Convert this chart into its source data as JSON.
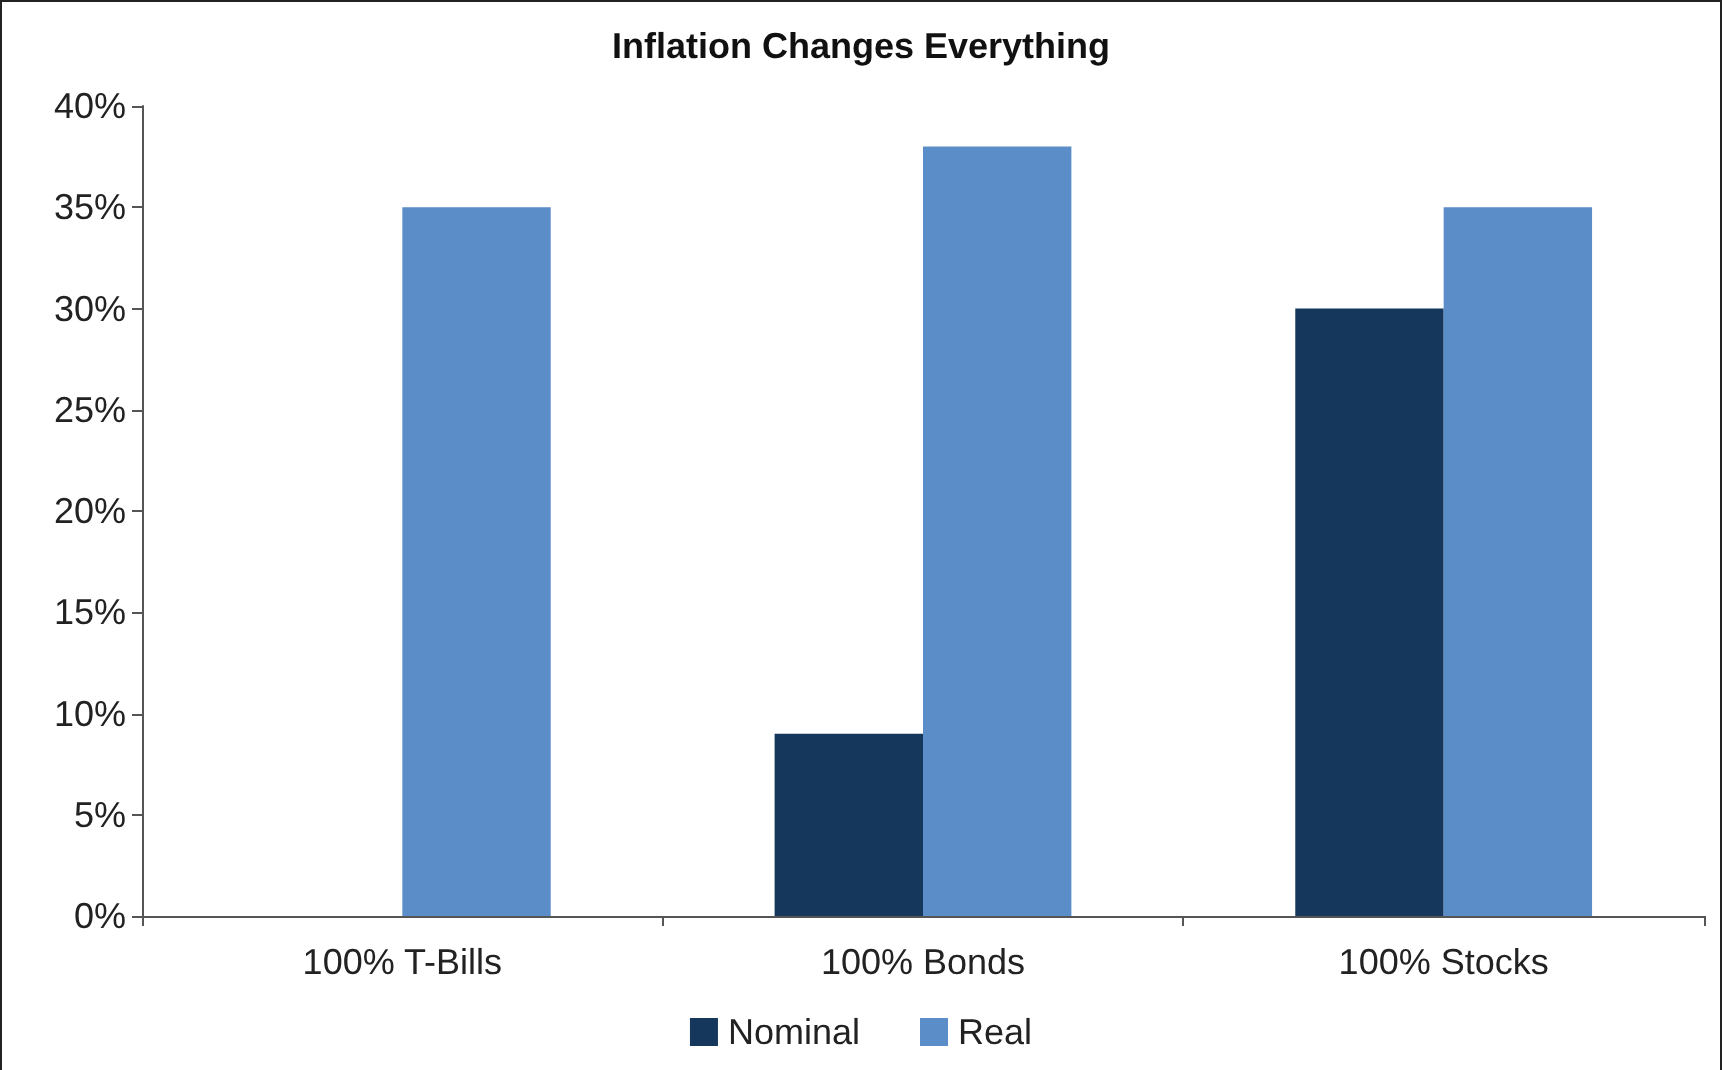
{
  "chart_data": {
    "type": "bar",
    "title": "Inflation Changes Everything",
    "categories": [
      "100% T-Bills",
      "100% Bonds",
      "100% Stocks"
    ],
    "series": [
      {
        "name": "Nominal",
        "color": "#15375b",
        "values": [
          0,
          9,
          30
        ]
      },
      {
        "name": "Real",
        "color": "#5b8dc9",
        "values": [
          35,
          38,
          35
        ]
      }
    ],
    "ylim": [
      0,
      40
    ],
    "yticks": [
      {
        "value": 0,
        "label": "0%"
      },
      {
        "value": 5,
        "label": "5%"
      },
      {
        "value": 10,
        "label": "10%"
      },
      {
        "value": 15,
        "label": "15%"
      },
      {
        "value": 20,
        "label": "20%"
      },
      {
        "value": 25,
        "label": "25%"
      },
      {
        "value": 30,
        "label": "30%"
      },
      {
        "value": 35,
        "label": "35%"
      },
      {
        "value": 40,
        "label": "40%"
      }
    ],
    "grid": false,
    "legend": "bottom"
  }
}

[REQUIRED TASK]
All of the lines above should be printed exactly, minus the pictures.

[THE RESPONSE]
Convert this chart into its source data as JSON.
{
  "chart_data": {
    "type": "bar",
    "title": "Inflation Changes Everything",
    "categories": [
      "100% T-Bills",
      "100% Bonds",
      "100% Stocks"
    ],
    "series": [
      {
        "name": "Nominal",
        "color": "#15375b",
        "values": [
          0,
          9,
          30
        ]
      },
      {
        "name": "Real",
        "color": "#5b8dc9",
        "values": [
          35,
          38,
          35
        ]
      }
    ],
    "ylim": [
      0,
      40
    ],
    "yticks": [
      {
        "value": 0,
        "label": "0%"
      },
      {
        "value": 5,
        "label": "5%"
      },
      {
        "value": 10,
        "label": "10%"
      },
      {
        "value": 15,
        "label": "15%"
      },
      {
        "value": 20,
        "label": "20%"
      },
      {
        "value": 25,
        "label": "25%"
      },
      {
        "value": 30,
        "label": "30%"
      },
      {
        "value": 35,
        "label": "35%"
      },
      {
        "value": 40,
        "label": "40%"
      }
    ],
    "grid": false,
    "legend": "bottom"
  }
}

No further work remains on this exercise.